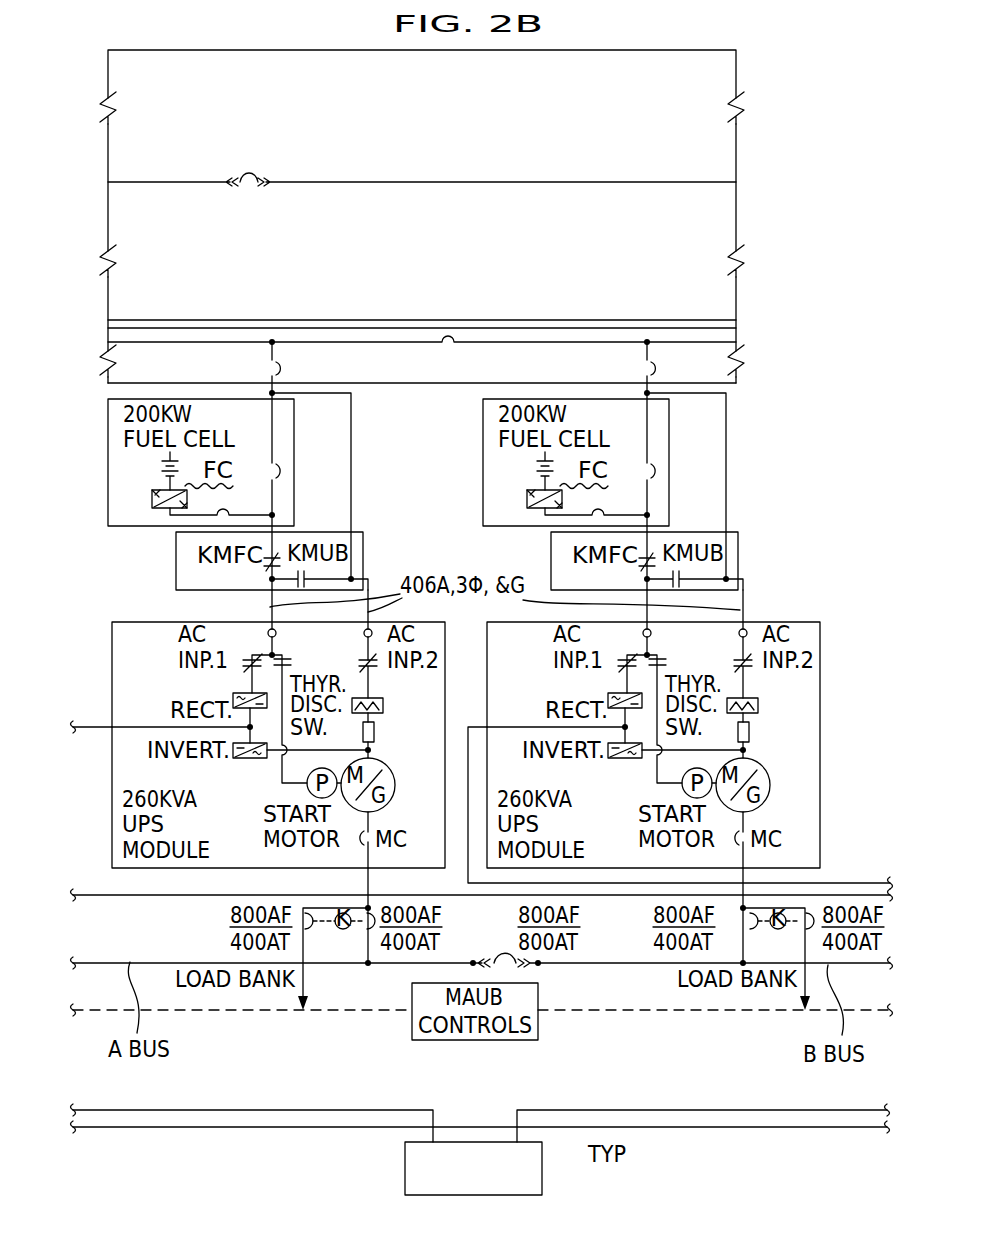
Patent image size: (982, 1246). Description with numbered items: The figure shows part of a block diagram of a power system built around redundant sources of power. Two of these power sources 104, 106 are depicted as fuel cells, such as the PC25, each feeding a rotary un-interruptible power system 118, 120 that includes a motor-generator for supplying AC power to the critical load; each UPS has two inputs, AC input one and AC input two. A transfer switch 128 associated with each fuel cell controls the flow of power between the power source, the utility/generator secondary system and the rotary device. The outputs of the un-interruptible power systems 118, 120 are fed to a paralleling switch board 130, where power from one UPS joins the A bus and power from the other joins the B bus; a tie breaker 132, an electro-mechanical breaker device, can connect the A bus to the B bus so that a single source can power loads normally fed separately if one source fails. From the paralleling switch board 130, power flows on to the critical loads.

The power source 104 is at (294, 452).
The power source 106 is at (669, 455).
The transfer switch 128 is at (176, 573).
The un-interruptible power system 118 is at (112, 640).
The un-interruptible power system 120 is at (820, 640).
The paralleling switch board 130 is at (300, 1128).
The tie breaker 132 is at (508, 968).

------------------------------------

When you return the listing, keep each line exact and leave the pictures out.

### Answer space
Patent image size: (982, 1246). Description with numbered items: The figure shows part of a block diagram of a power system built around redundant sources of power. Two of these power sources 104, 106 are depicted as fuel cells, such as the PC25, each feeding a rotary un-interruptible power system 118, 120 that includes a motor-generator for supplying AC power to the critical load; each UPS has two inputs, AC input one and AC input two. A transfer switch 128 associated with each fuel cell controls the flow of power between the power source, the utility/generator secondary system and the rotary device. The outputs of the un-interruptible power systems 118, 120 are fed to a paralleling switch board 130, where power from one UPS joins the A bus and power from the other joins the B bus; a tie breaker 132, an electro-mechanical breaker device, can connect the A bus to the B bus so that a single source can power loads normally fed separately if one source fails. From the paralleling switch board 130, power flows on to the critical loads.

The power source 104 is at (294, 452).
The power source 106 is at (669, 455).
The transfer switch 128 is at (176, 573).
The un-interruptible power system 118 is at (112, 640).
The un-interruptible power system 120 is at (820, 640).
The paralleling switch board 130 is at (300, 1128).
The tie breaker 132 is at (508, 968).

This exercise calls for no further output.